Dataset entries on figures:
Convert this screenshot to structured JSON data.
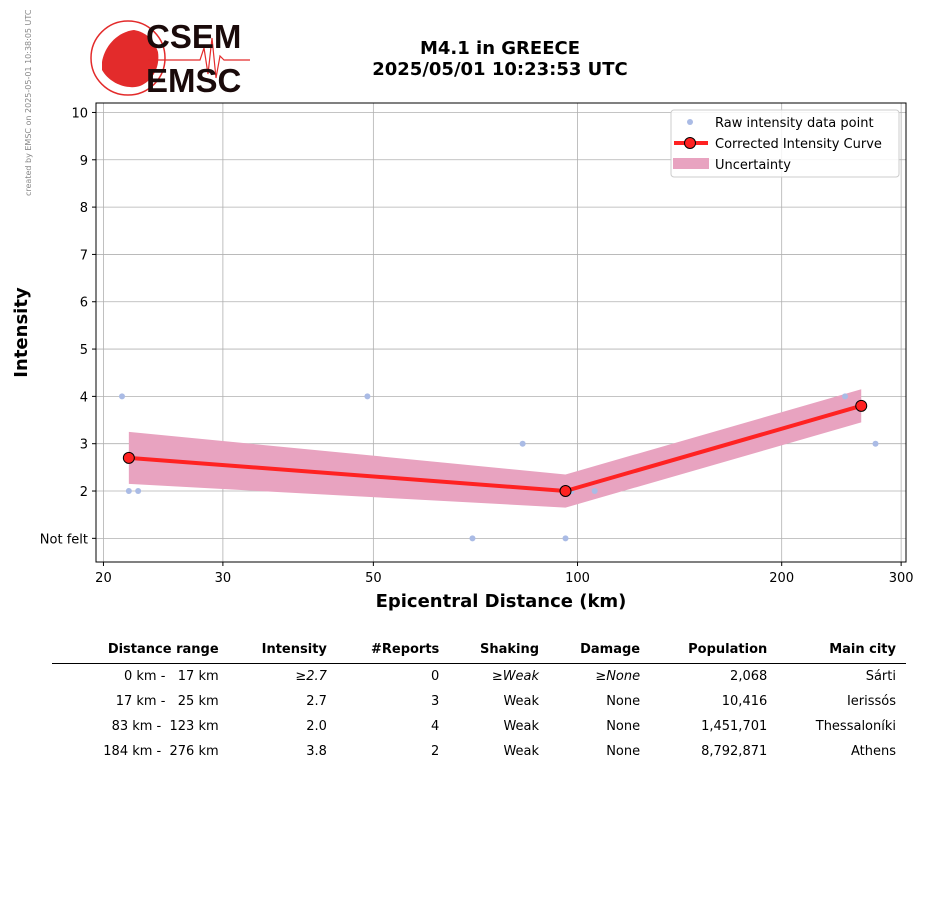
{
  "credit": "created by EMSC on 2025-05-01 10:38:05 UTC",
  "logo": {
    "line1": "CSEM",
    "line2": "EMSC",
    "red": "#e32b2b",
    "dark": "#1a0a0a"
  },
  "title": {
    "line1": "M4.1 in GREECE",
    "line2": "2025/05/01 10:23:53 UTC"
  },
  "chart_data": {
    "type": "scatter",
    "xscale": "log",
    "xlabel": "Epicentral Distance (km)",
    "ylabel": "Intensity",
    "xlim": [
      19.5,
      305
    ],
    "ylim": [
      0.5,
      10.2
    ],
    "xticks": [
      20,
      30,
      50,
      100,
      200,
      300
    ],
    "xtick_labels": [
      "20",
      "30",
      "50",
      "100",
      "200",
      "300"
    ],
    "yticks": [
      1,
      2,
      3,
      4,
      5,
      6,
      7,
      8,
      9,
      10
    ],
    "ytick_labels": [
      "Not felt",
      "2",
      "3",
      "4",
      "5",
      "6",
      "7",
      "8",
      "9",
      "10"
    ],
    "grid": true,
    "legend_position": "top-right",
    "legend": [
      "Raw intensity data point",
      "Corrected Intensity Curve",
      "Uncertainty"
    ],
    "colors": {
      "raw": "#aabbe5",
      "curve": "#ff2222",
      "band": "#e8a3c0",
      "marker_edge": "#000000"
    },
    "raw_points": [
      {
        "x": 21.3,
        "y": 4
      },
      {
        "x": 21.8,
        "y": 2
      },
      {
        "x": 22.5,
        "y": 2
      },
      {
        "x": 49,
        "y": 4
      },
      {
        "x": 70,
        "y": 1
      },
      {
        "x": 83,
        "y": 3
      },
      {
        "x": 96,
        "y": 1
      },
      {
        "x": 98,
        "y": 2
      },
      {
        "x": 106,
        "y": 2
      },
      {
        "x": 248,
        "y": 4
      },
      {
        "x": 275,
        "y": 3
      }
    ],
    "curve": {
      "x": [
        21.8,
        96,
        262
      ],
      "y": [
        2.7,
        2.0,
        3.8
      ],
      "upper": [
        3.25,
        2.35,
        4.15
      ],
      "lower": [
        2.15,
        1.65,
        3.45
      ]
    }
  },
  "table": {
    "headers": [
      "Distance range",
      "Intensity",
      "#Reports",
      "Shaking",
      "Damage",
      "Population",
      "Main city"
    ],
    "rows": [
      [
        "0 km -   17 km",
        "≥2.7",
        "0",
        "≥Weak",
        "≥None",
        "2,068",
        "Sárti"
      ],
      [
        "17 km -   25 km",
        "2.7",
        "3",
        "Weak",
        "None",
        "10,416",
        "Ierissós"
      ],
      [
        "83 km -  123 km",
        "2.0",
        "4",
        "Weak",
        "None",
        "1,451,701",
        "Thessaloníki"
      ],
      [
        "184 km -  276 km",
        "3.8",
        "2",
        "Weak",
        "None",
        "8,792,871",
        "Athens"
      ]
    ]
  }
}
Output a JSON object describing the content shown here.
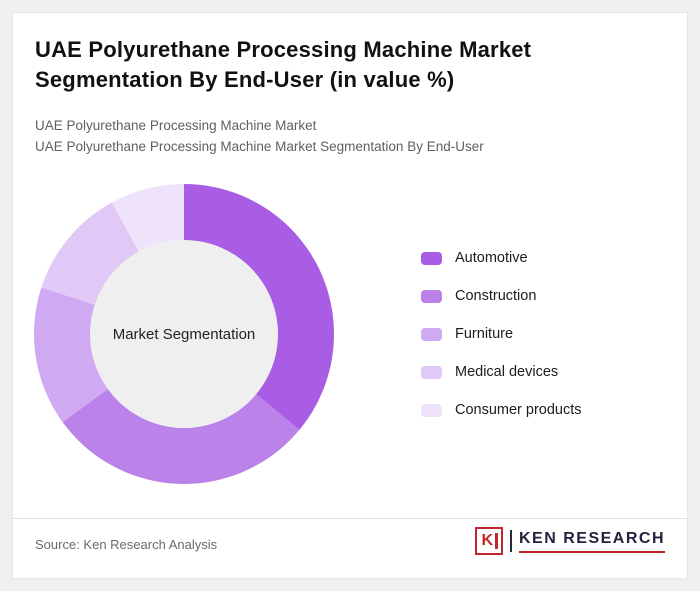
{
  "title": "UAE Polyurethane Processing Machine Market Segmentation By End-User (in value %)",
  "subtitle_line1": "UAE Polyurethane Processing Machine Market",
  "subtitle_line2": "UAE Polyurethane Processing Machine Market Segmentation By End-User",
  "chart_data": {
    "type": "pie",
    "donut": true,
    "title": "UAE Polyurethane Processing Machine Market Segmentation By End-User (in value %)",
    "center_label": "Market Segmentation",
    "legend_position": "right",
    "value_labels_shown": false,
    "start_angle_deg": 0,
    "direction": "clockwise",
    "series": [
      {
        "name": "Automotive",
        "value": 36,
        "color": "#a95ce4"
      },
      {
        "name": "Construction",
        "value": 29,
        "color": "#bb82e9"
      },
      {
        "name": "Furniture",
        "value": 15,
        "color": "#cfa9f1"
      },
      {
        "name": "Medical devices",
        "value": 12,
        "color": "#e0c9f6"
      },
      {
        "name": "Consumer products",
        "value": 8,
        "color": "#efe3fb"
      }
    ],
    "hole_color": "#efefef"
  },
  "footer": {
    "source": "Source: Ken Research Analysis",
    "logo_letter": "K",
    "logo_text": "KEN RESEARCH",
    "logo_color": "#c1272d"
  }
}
==
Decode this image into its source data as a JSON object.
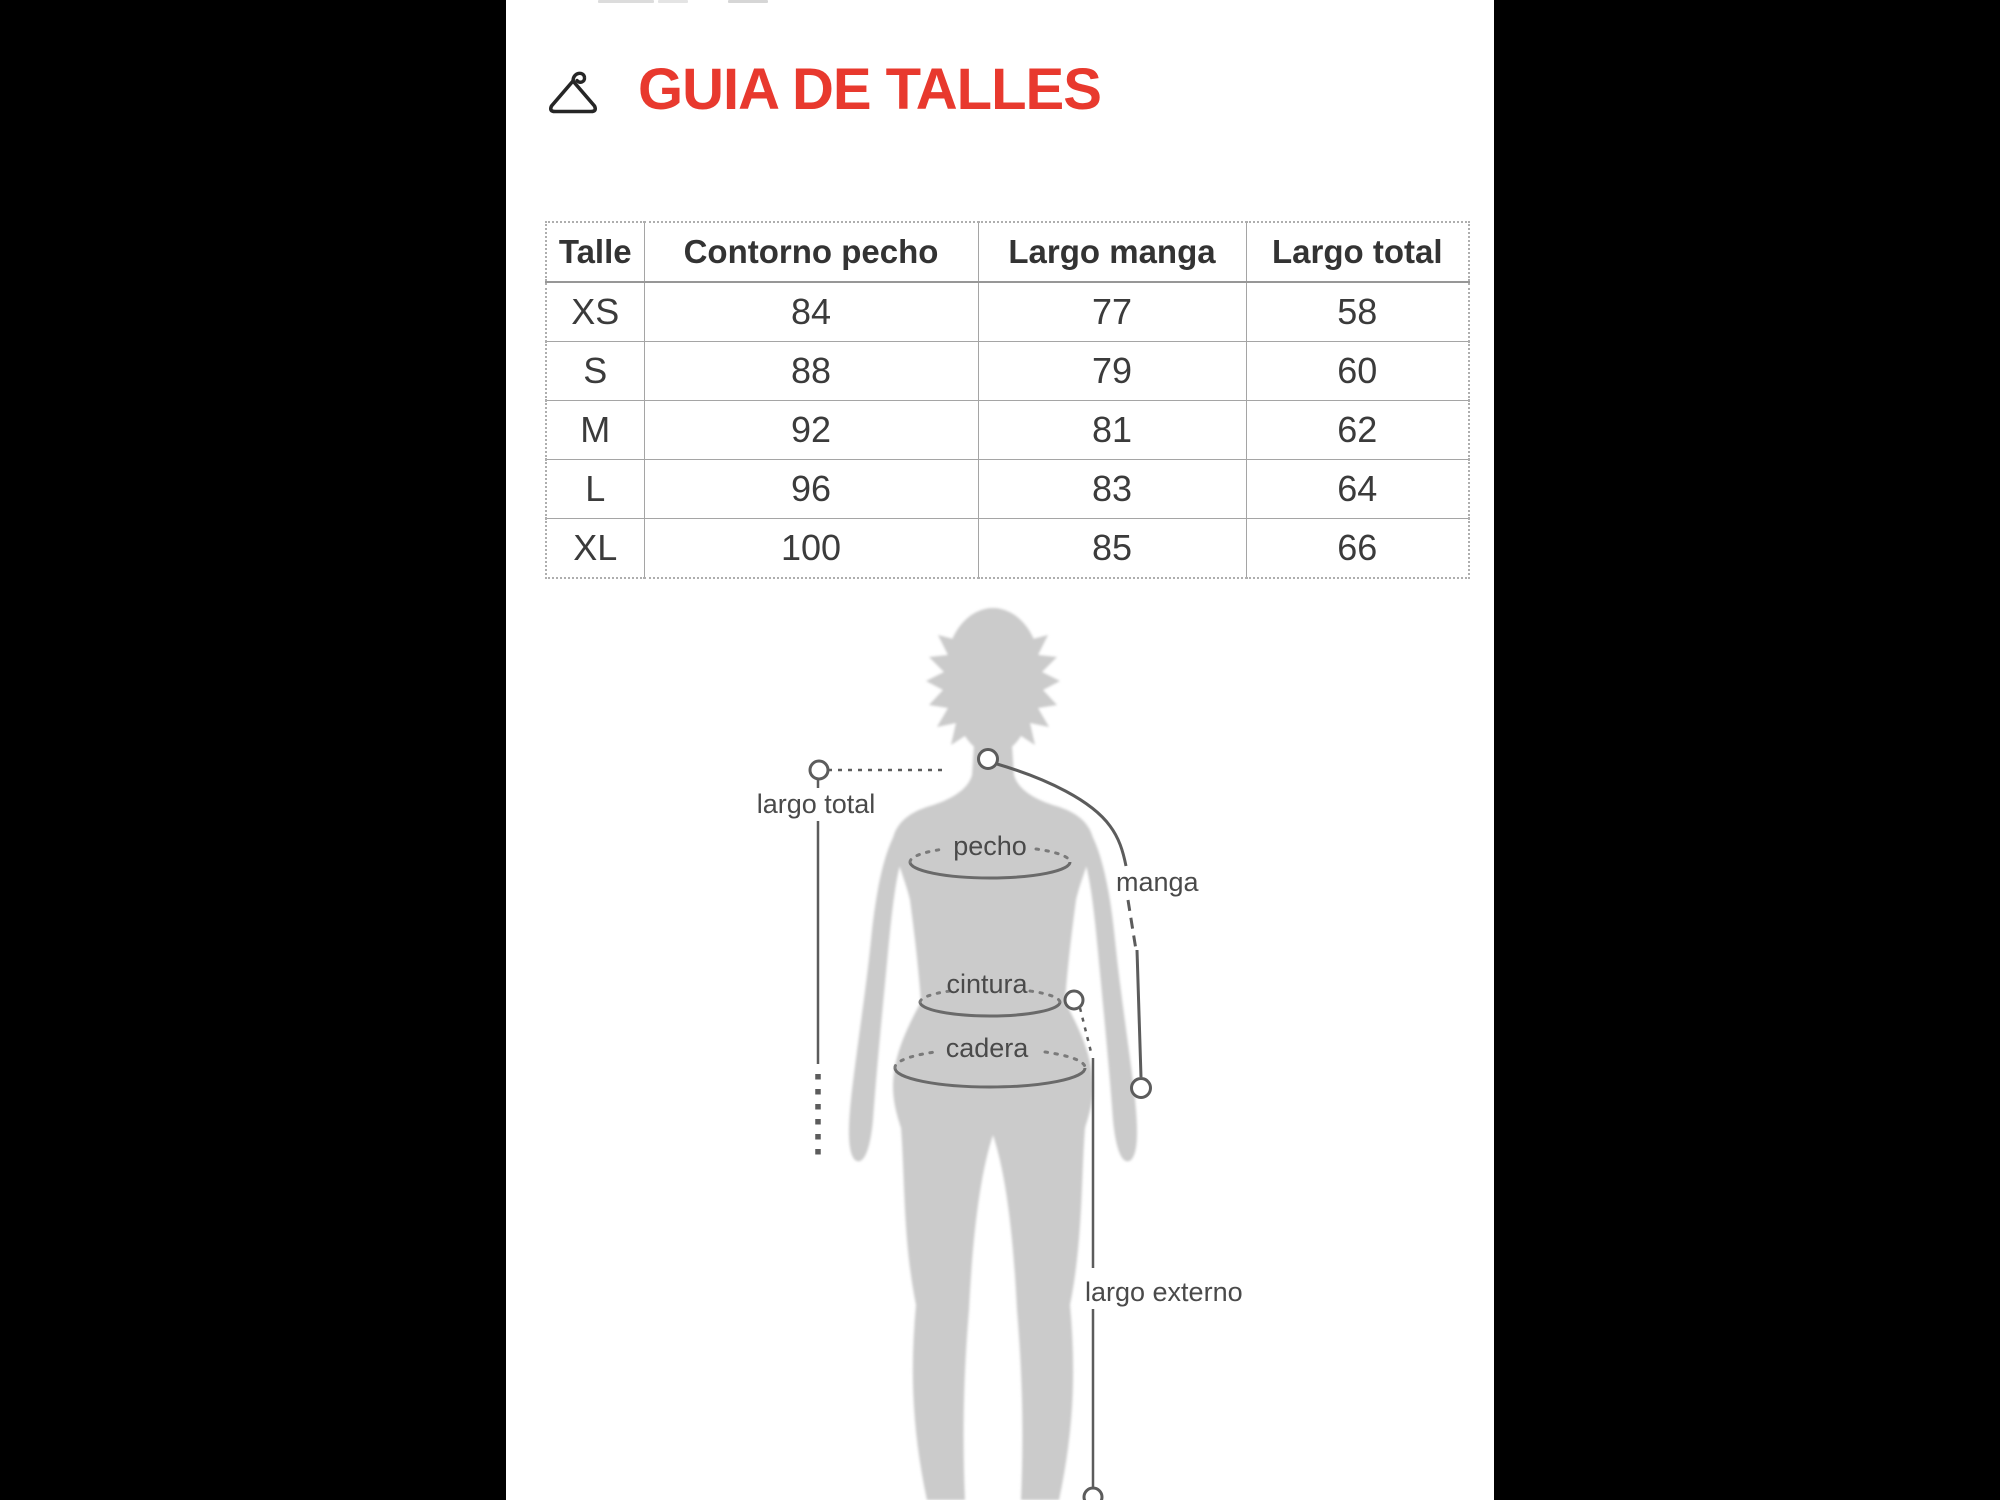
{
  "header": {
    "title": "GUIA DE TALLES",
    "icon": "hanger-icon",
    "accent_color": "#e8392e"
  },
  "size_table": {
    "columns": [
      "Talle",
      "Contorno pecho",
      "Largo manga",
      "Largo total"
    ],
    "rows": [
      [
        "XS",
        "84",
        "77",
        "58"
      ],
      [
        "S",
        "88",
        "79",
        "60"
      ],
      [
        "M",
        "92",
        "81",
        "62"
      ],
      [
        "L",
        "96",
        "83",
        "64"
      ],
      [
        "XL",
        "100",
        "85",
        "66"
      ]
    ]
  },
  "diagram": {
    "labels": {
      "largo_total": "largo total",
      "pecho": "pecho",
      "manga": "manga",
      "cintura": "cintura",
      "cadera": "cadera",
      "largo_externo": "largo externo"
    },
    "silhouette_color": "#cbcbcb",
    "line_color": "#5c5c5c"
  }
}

Stated exercise: Copy, from the material above, each line in which the string "User" occurs.

Correct answer:
  "title": "UAE Polyurethane Processing Machine Market Segmentation By End-User (in value %)",
  "subtitle_line2": "UAE Polyurethane Processing Machine Market Segmentation By End-User",
    "title": "UAE Polyurethane Processing Machine Market Segmentation By End-User (in value %)",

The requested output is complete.